#### Short problem
Transcribe the material verbatim in full; the pictures do not belong in the copy.

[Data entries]
☆ ☆ ☆ ☆

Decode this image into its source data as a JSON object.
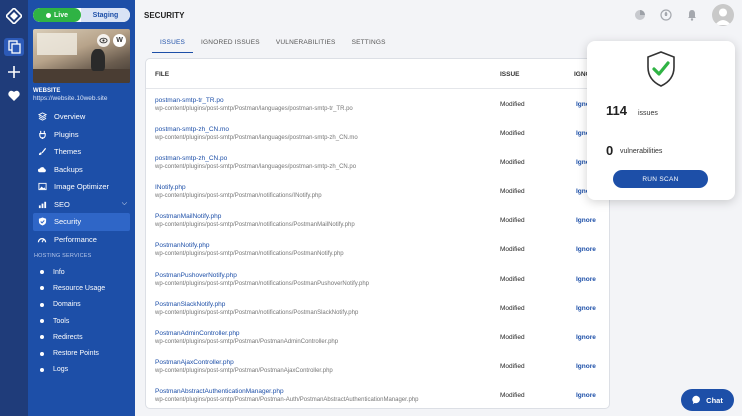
{
  "env": {
    "live": "Live",
    "staging": "Staging"
  },
  "site": {
    "label": "WEBSITE",
    "url": "https://website.10web.site"
  },
  "nav": {
    "items": [
      {
        "label": "Overview",
        "icon": "overview-icon"
      },
      {
        "label": "Plugins",
        "icon": "plugin-icon"
      },
      {
        "label": "Themes",
        "icon": "brush-icon"
      },
      {
        "label": "Backups",
        "icon": "cloud-icon"
      },
      {
        "label": "Image Optimizer",
        "icon": "image-icon"
      },
      {
        "label": "SEO",
        "icon": "chart-icon"
      },
      {
        "label": "Security",
        "icon": "shield-icon"
      },
      {
        "label": "Performance",
        "icon": "gauge-icon"
      }
    ],
    "section": "HOSTING SERVICES",
    "sub": [
      "Info",
      "Resource Usage",
      "Domains",
      "Tools",
      "Redirects",
      "Restore Points",
      "Logs"
    ]
  },
  "page": {
    "title": "SECURITY"
  },
  "tabs": [
    "ISSUES",
    "IGNORED ISSUES",
    "VULNERABILITIES",
    "SETTINGS"
  ],
  "table": {
    "headers": [
      "FILE",
      "ISSUE",
      "IGNO"
    ],
    "rows": [
      {
        "name": "postman-smtp-tr_TR.po",
        "path": "wp-content/plugins/post-smtp/Postman/languages/postman-smtp-tr_TR.po",
        "issue": "Modified",
        "action": "Ignore"
      },
      {
        "name": "postman-smtp-zh_CN.mo",
        "path": "wp-content/plugins/post-smtp/Postman/languages/postman-smtp-zh_CN.mo",
        "issue": "Modified",
        "action": "Ignore"
      },
      {
        "name": "postman-smtp-zh_CN.po",
        "path": "wp-content/plugins/post-smtp/Postman/languages/postman-smtp-zh_CN.po",
        "issue": "Modified",
        "action": "Ignore"
      },
      {
        "name": "INotify.php",
        "path": "wp-content/plugins/post-smtp/Postman/notifications/INotify.php",
        "issue": "Modified",
        "action": "Ignore"
      },
      {
        "name": "PostmanMailNotify.php",
        "path": "wp-content/plugins/post-smtp/Postman/notifications/PostmanMailNotify.php",
        "issue": "Modified",
        "action": "Ignore"
      },
      {
        "name": "PostmanNotify.php",
        "path": "wp-content/plugins/post-smtp/Postman/notifications/PostmanNotify.php",
        "issue": "Modified",
        "action": "Ignore"
      },
      {
        "name": "PostmanPushoverNotify.php",
        "path": "wp-content/plugins/post-smtp/Postman/notifications/PostmanPushoverNotify.php",
        "issue": "Modified",
        "action": "Ignore"
      },
      {
        "name": "PostmanSlackNotify.php",
        "path": "wp-content/plugins/post-smtp/Postman/notifications/PostmanSlackNotify.php",
        "issue": "Modified",
        "action": "Ignore"
      },
      {
        "name": "PostmanAdminController.php",
        "path": "wp-content/plugins/post-smtp/Postman/PostmanAdminController.php",
        "issue": "Modified",
        "action": "Ignore"
      },
      {
        "name": "PostmanAjaxController.php",
        "path": "wp-content/plugins/post-smtp/Postman/PostmanAjaxController.php",
        "issue": "Modified",
        "action": "Ignore"
      },
      {
        "name": "PostmanAbstractAuthenticationManager.php",
        "path": "wp-content/plugins/post-smtp/Postman/Postman-Auth/PostmanAbstractAuthenticationManager.php",
        "issue": "Modified",
        "action": "Ignore"
      }
    ]
  },
  "panel": {
    "issues_count": "114",
    "issues_label": "issues",
    "vuln_count": "0",
    "vuln_label": "vulnerabilities",
    "scan_label": "RUN SCAN"
  },
  "chat": {
    "label": "Chat"
  },
  "colors": {
    "primary": "#1d4fa8",
    "live": "#2fb344",
    "check": "#2fb344"
  }
}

☆ ☆ ☆ ☆

#### Output below
Decode this image into its source data as a JSON object.
{
  "env": {
    "live": "Live",
    "staging": "Staging"
  },
  "site": {
    "label": "WEBSITE",
    "url": "https://website.10web.site"
  },
  "nav": {
    "items": [
      {
        "label": "Overview",
        "icon": "overview-icon"
      },
      {
        "label": "Plugins",
        "icon": "plugin-icon"
      },
      {
        "label": "Themes",
        "icon": "brush-icon"
      },
      {
        "label": "Backups",
        "icon": "cloud-icon"
      },
      {
        "label": "Image Optimizer",
        "icon": "image-icon"
      },
      {
        "label": "SEO",
        "icon": "chart-icon"
      },
      {
        "label": "Security",
        "icon": "shield-icon"
      },
      {
        "label": "Performance",
        "icon": "gauge-icon"
      }
    ],
    "section": "HOSTING SERVICES",
    "sub": [
      "Info",
      "Resource Usage",
      "Domains",
      "Tools",
      "Redirects",
      "Restore Points",
      "Logs"
    ]
  },
  "page": {
    "title": "SECURITY"
  },
  "tabs": [
    "ISSUES",
    "IGNORED ISSUES",
    "VULNERABILITIES",
    "SETTINGS"
  ],
  "table": {
    "headers": [
      "FILE",
      "ISSUE",
      "IGNO"
    ],
    "rows": [
      {
        "name": "postman-smtp-tr_TR.po",
        "path": "wp-content/plugins/post-smtp/Postman/languages/postman-smtp-tr_TR.po",
        "issue": "Modified",
        "action": "Ignore"
      },
      {
        "name": "postman-smtp-zh_CN.mo",
        "path": "wp-content/plugins/post-smtp/Postman/languages/postman-smtp-zh_CN.mo",
        "issue": "Modified",
        "action": "Ignore"
      },
      {
        "name": "postman-smtp-zh_CN.po",
        "path": "wp-content/plugins/post-smtp/Postman/languages/postman-smtp-zh_CN.po",
        "issue": "Modified",
        "action": "Ignore"
      },
      {
        "name": "INotify.php",
        "path": "wp-content/plugins/post-smtp/Postman/notifications/INotify.php",
        "issue": "Modified",
        "action": "Ignore"
      },
      {
        "name": "PostmanMailNotify.php",
        "path": "wp-content/plugins/post-smtp/Postman/notifications/PostmanMailNotify.php",
        "issue": "Modified",
        "action": "Ignore"
      },
      {
        "name": "PostmanNotify.php",
        "path": "wp-content/plugins/post-smtp/Postman/notifications/PostmanNotify.php",
        "issue": "Modified",
        "action": "Ignore"
      },
      {
        "name": "PostmanPushoverNotify.php",
        "path": "wp-content/plugins/post-smtp/Postman/notifications/PostmanPushoverNotify.php",
        "issue": "Modified",
        "action": "Ignore"
      },
      {
        "name": "PostmanSlackNotify.php",
        "path": "wp-content/plugins/post-smtp/Postman/notifications/PostmanSlackNotify.php",
        "issue": "Modified",
        "action": "Ignore"
      },
      {
        "name": "PostmanAdminController.php",
        "path": "wp-content/plugins/post-smtp/Postman/PostmanAdminController.php",
        "issue": "Modified",
        "action": "Ignore"
      },
      {
        "name": "PostmanAjaxController.php",
        "path": "wp-content/plugins/post-smtp/Postman/PostmanAjaxController.php",
        "issue": "Modified",
        "action": "Ignore"
      },
      {
        "name": "PostmanAbstractAuthenticationManager.php",
        "path": "wp-content/plugins/post-smtp/Postman/Postman-Auth/PostmanAbstractAuthenticationManager.php",
        "issue": "Modified",
        "action": "Ignore"
      }
    ]
  },
  "panel": {
    "issues_count": "114",
    "issues_label": "issues",
    "vuln_count": "0",
    "vuln_label": "vulnerabilities",
    "scan_label": "RUN SCAN"
  },
  "chat": {
    "label": "Chat"
  },
  "colors": {
    "primary": "#1d4fa8",
    "live": "#2fb344",
    "check": "#2fb344"
  }
}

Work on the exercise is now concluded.